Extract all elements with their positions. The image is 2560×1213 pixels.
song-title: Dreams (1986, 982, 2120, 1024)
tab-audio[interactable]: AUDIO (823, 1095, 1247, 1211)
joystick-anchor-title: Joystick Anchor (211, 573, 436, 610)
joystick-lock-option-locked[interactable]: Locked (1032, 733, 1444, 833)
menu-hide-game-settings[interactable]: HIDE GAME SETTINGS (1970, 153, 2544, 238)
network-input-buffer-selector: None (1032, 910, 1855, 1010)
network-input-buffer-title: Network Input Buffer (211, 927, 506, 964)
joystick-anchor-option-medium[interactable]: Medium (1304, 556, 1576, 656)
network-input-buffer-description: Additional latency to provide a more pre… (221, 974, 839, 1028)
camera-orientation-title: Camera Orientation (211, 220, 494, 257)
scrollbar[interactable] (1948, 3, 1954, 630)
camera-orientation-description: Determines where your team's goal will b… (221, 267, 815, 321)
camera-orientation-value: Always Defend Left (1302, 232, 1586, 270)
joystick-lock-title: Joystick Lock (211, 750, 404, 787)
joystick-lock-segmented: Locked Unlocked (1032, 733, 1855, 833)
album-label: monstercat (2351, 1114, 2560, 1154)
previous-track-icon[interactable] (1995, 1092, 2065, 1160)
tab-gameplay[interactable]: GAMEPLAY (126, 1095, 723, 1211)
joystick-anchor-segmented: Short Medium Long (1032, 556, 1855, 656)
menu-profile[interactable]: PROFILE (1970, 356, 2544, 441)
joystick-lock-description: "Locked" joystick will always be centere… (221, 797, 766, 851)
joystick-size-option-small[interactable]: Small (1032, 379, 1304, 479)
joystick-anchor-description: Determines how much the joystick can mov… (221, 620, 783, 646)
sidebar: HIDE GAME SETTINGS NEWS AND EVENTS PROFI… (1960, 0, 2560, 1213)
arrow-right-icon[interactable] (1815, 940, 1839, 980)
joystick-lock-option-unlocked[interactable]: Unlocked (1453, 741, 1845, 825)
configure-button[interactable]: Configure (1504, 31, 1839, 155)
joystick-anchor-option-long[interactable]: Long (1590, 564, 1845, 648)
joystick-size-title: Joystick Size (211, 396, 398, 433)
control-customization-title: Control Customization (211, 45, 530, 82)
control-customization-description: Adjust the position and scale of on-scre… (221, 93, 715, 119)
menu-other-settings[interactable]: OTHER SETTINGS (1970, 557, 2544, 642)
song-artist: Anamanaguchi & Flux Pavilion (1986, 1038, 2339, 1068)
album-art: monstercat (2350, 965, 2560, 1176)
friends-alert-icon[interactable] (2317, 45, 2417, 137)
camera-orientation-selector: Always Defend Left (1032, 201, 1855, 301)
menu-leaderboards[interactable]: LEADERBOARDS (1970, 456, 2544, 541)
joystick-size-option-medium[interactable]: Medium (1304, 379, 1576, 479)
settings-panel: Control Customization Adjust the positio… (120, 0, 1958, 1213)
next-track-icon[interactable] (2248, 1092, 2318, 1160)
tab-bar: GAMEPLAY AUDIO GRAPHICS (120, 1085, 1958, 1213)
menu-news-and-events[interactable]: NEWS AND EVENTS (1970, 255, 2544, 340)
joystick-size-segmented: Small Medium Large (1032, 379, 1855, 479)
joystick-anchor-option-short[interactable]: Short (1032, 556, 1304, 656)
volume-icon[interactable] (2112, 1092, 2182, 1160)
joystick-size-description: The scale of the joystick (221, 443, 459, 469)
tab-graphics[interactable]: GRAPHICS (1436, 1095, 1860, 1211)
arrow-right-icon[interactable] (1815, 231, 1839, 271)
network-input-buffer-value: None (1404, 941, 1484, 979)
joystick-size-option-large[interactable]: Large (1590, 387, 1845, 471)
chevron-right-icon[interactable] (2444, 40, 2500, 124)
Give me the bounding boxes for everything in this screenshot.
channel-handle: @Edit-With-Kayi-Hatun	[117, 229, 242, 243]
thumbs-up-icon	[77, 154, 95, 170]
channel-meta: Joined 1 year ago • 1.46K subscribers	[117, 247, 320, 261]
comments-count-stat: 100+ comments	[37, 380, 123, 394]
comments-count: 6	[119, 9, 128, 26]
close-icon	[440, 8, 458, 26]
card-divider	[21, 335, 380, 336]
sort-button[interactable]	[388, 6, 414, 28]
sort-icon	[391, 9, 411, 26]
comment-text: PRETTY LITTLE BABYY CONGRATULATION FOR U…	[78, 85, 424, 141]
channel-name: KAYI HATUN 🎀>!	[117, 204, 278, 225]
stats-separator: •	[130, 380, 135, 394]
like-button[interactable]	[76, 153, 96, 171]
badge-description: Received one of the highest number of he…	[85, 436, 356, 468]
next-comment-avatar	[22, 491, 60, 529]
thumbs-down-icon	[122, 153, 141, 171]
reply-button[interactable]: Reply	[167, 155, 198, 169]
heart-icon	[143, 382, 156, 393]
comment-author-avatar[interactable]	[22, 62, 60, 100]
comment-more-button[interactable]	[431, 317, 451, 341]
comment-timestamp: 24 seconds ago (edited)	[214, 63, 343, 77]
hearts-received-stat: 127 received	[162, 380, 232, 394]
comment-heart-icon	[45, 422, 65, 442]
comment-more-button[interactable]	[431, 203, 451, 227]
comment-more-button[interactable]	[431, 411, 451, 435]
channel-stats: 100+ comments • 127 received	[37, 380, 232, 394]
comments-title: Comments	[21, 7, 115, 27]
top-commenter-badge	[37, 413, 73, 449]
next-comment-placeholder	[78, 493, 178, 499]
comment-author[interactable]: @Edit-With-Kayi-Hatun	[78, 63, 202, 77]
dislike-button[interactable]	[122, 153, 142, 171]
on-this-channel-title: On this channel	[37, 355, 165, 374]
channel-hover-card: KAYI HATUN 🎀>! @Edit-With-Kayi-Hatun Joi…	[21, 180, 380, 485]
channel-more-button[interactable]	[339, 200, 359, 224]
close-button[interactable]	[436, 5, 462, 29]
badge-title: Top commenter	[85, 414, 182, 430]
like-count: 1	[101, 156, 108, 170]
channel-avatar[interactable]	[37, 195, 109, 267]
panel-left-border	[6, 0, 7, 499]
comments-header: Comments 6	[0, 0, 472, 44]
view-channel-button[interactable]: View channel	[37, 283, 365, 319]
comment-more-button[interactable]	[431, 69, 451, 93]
# # # #
Aim of the task: Rewrite the listing from its first line through the line containing "733, 1444, 833)" as a JSON list of strings, one string per line, with blank lines omitted.

In response:
[
  "Extract all elements with their positions. The image is 2560×1213 pixels.",
  "song-title: Dreams (1986, 982, 2120, 1024)",
  "tab-audio[interactable]: AUDIO (823, 1095, 1247, 1211)",
  "joystick-anchor-title: Joystick Anchor (211, 573, 436, 610)",
  "joystick-lock-option-locked[interactable]: Locked (1032, 733, 1444, 833)"
]